#### Record set ####

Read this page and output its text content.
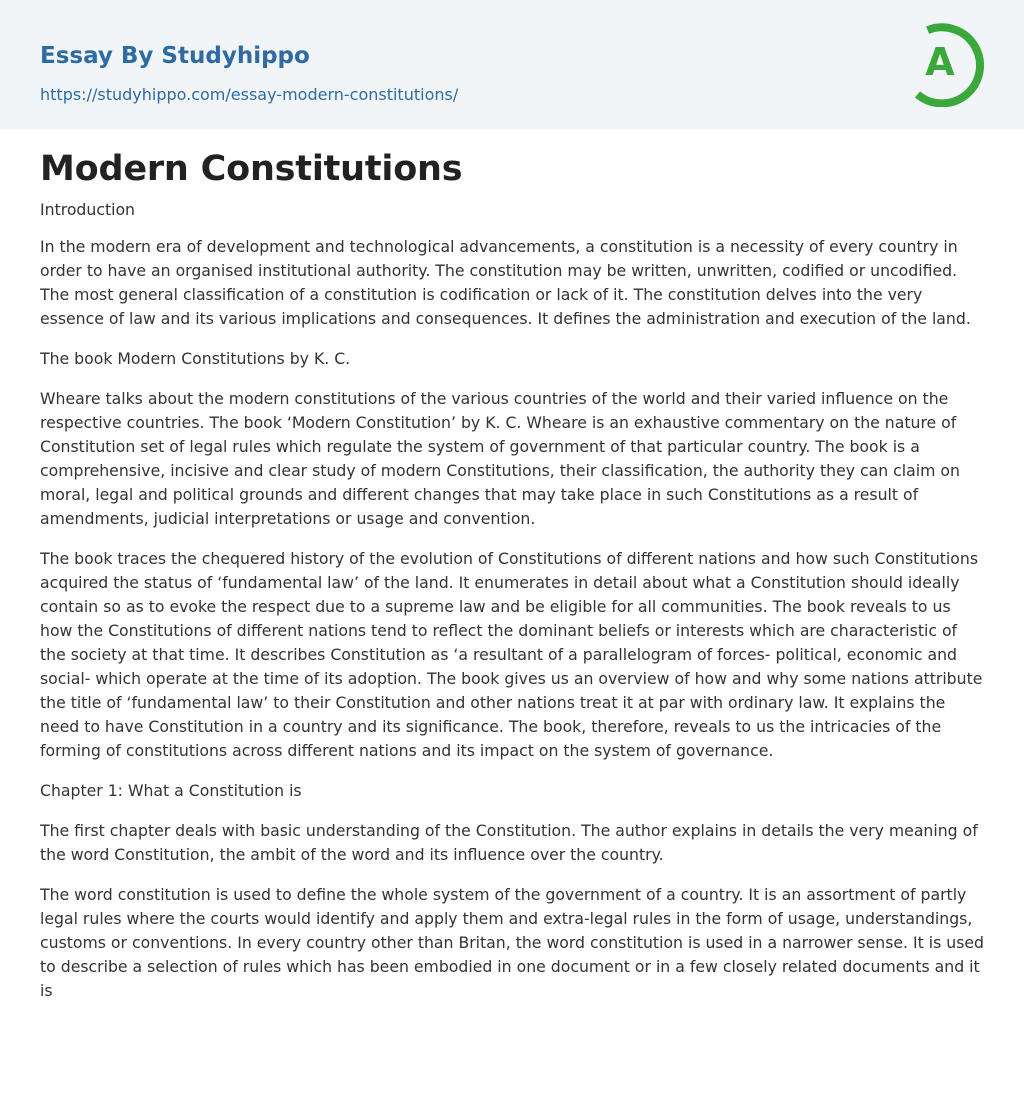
Essay By Studyhippo
https://studyhippo.com/essay-modern-constitutions/
A
Modern Constitutions

Introduction

In the modern era of development and technological advancements, a constitution is a necessity of every country in order to have an organised institutional authority. The constitution may be written, unwritten, codified or uncodified. The most general classification of a constitution is codification or lack of it. The constitution delves into the very essence of law and its various implications and consequences. It defines the administration and execution of the land.

The book Modern Constitutions by K. C.

Wheare talks about the modern constitutions of the various countries of the world and their varied influence on the respective countries. The book ‘Modern Constitution’ by K. C. Wheare is an exhaustive commentary on the nature of Constitution set of legal rules which regulate the system of government of that particular country. The book is a comprehensive, incisive and clear study of modern Constitutions, their classification, the authority they can claim on moral, legal and political grounds and different changes that may take place in such Constitutions as a result of amendments, judicial interpretations or usage and convention.

The book traces the chequered history of the evolution of Constitutions of different nations and how such Constitutions acquired the status of ‘fundamental law’ of the land. It enumerates in detail about what a Constitution should ideally contain so as to evoke the respect due to a supreme law and be eligible for all communities. The book reveals to us how the Constitutions of different nations tend to reflect the dominant beliefs or interests which are characteristic of the society at that time. It describes Constitution as ‘a resultant of a parallelogram of forces- political, economic and social- which operate at the time of its adoption. The book gives us an overview of how and why some nations attribute the title of ‘fundamental law’ to their Constitution and other nations treat it at par with ordinary law. It explains the need to have Constitution in a country and its significance. The book, therefore, reveals to us the intricacies of the forming of constitutions across different nations and its impact on the system of governance.

Chapter 1: What a Constitution is

The first chapter deals with basic understanding of the Constitution. The author explains in details the very meaning of the word Constitution, the ambit of the word and its influence over the country.

The word constitution is used to define the whole system of the government of a country. It is an assortment of partly legal rules where the courts would identify and apply them and extra-legal rules in the form of usage, understandings, customs or conventions. In every country other than Britan, the word constitution is used in a narrower sense. It is used to describe a selection of rules which has been embodied in one document or in a few closely related documents and it is
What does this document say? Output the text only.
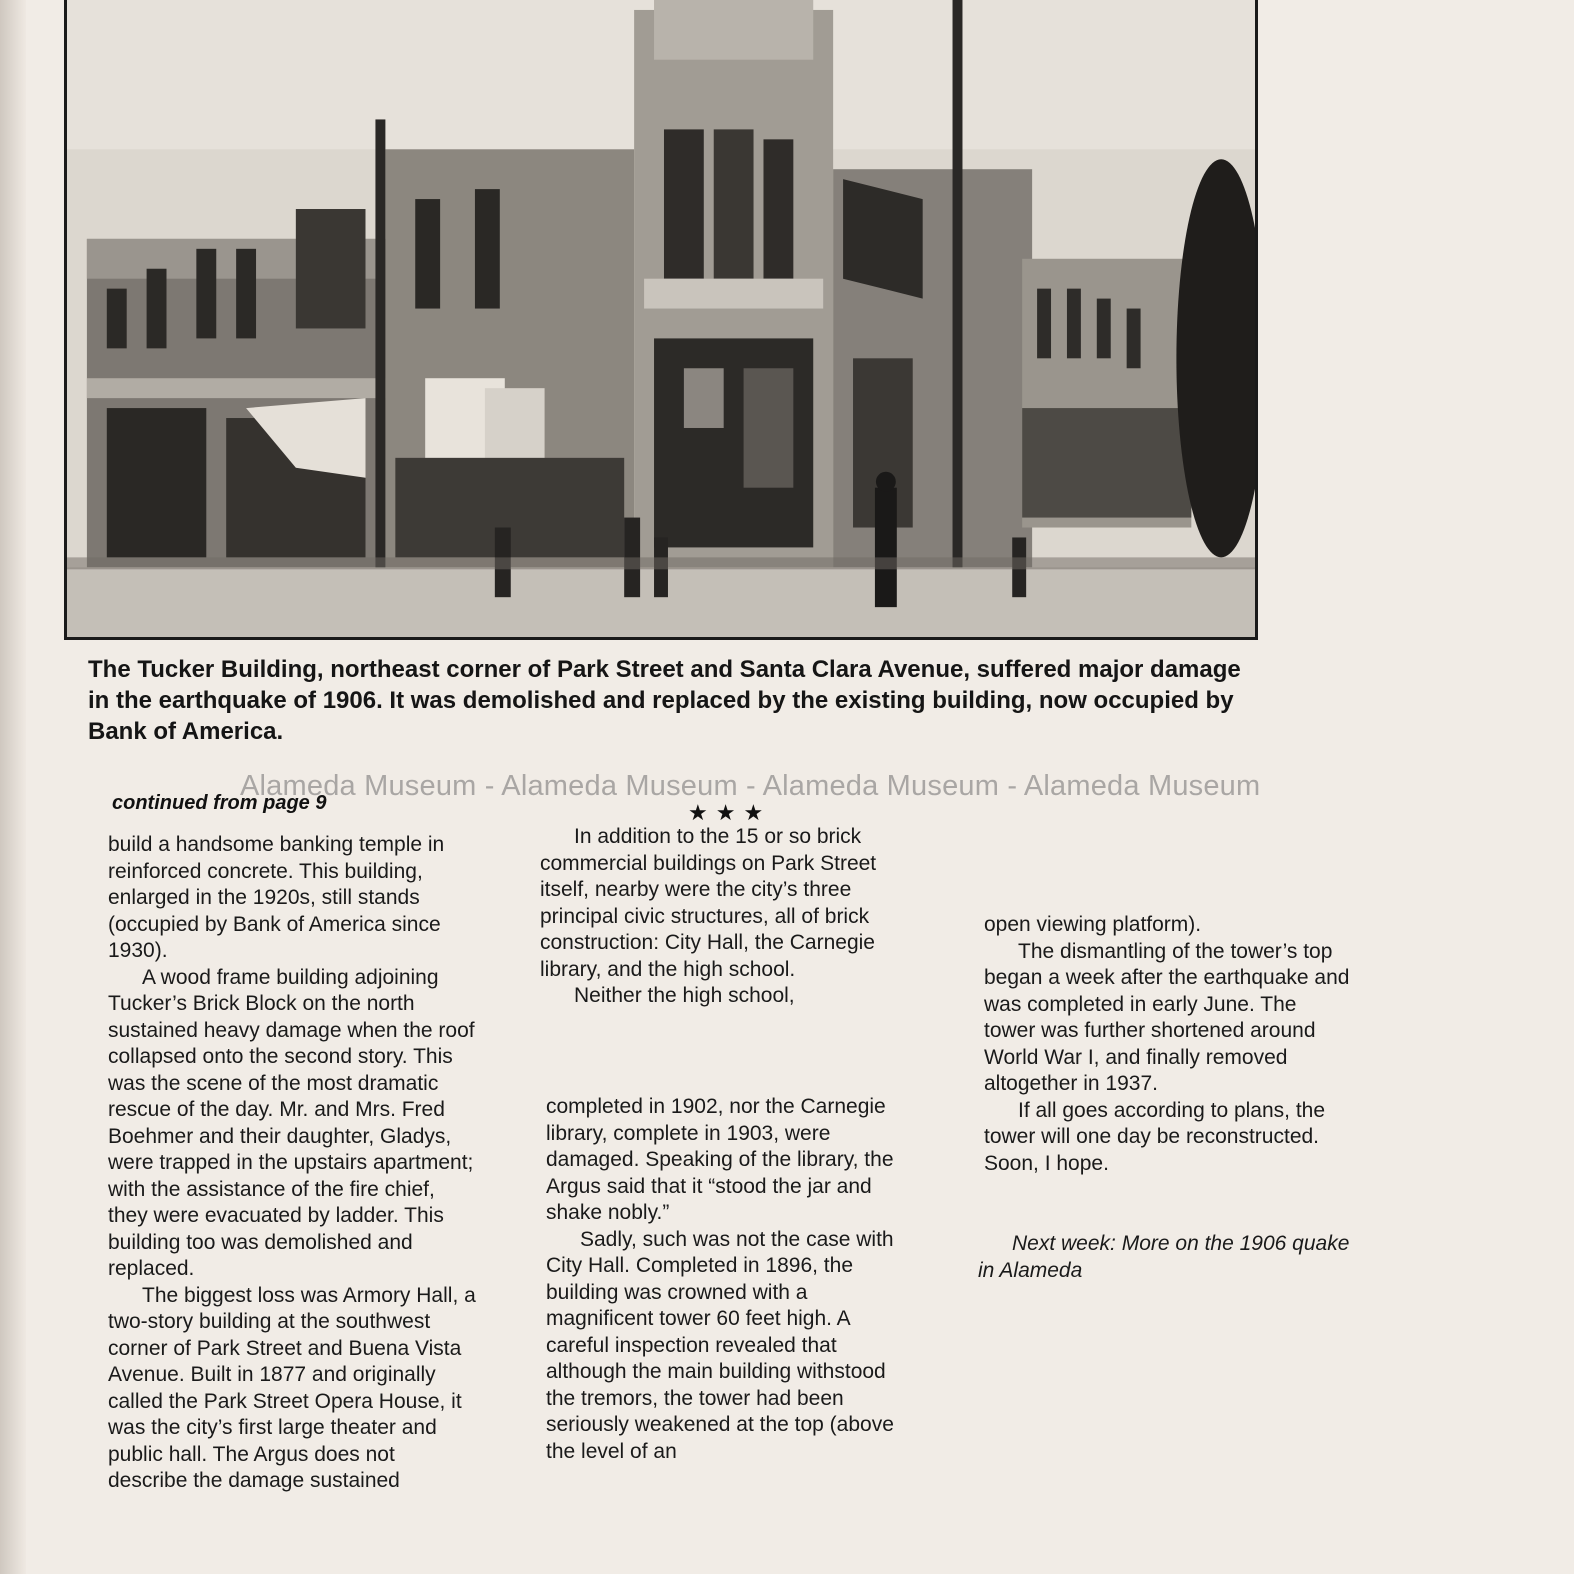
The Tucker Building, northeast corner of Park Street and Santa Clara Avenue, suffered major damage in the earthquake of 1906. It was demolished and replaced by the existing building, now occupied by Bank of America.

Alameda Museum - Alameda Museum - Alameda Museum - Alameda Museum
continued from page 9	★★★

build a handsome banking temple in reinforced concrete. This building, enlarged in the 1920s, still stands (occupied by Bank of America since 1930).

A wood frame building adjoining Tucker’s Brick Block on the north sustained heavy damage when the roof collapsed onto the second story. This was the scene of the most dramatic rescue of the day. Mr. and Mrs. Fred Boehmer and their daughter, Gladys, were trapped in the upstairs apartment; with the assistance of the fire chief, they were evacuated by ladder. This building too was demolished and replaced.

The biggest loss was Armory Hall, a two-story building at the southwest corner of Park Street and Buena Vista Avenue. Built in 1877 and originally called the Park Street Opera House, it was the city’s first large theater and public hall. The Argus does not describe the damage sustained

In addition to the 15 or so brick commercial buildings on Park Street itself, nearby were the city’s three principal civic structures, all of brick construction: City Hall, the Carnegie library, and the high school.

Neither the high school,

completed in 1902, nor the Carnegie library, complete in 1903, were damaged. Speaking of the library, the Argus said that it “stood the jar and shake nobly.”

Sadly, such was not the case with City Hall. Completed in 1896, the building was crowned with a magnificent tower 60 feet high. A careful inspection revealed that although the main building withstood the tremors, the tower had been seriously weakened at the top (above the level of an

open viewing platform).

The dismantling of the tower’s top began a week after the earthquake and was completed in early June. The tower was further shortened around World War I, and finally removed altogether in 1937.

If all goes according to plans, the tower will one day be reconstructed. Soon, I hope.

Next week: More on the 1906 quake in Alameda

####

What is needed: In the lines above, locate the string "were". Copy every line where it occurs.

Result of this task:
A wood frame building adjoining Tucker’s Brick Block on the north sustained heavy damage when the roof collapsed onto the second story. This was the scene of the most dramatic rescue of the day. Mr. and Mrs. Fred Boehmer and their daughter, Gladys, were trapped in the upstairs apartment; with the assistance of the fire chief, they were evacuated by ladder. This building too was demolished and replaced.
In addition to the 15 or so brick commercial buildings on Park Street itself, nearby were the city’s three principal civic structures, all of brick construction: City Hall, the Carnegie library, and the high school.
completed in 1902, nor the Carnegie library, complete in 1903, were damaged. Speaking of the library, the Argus said that it “stood the jar and shake nobly.”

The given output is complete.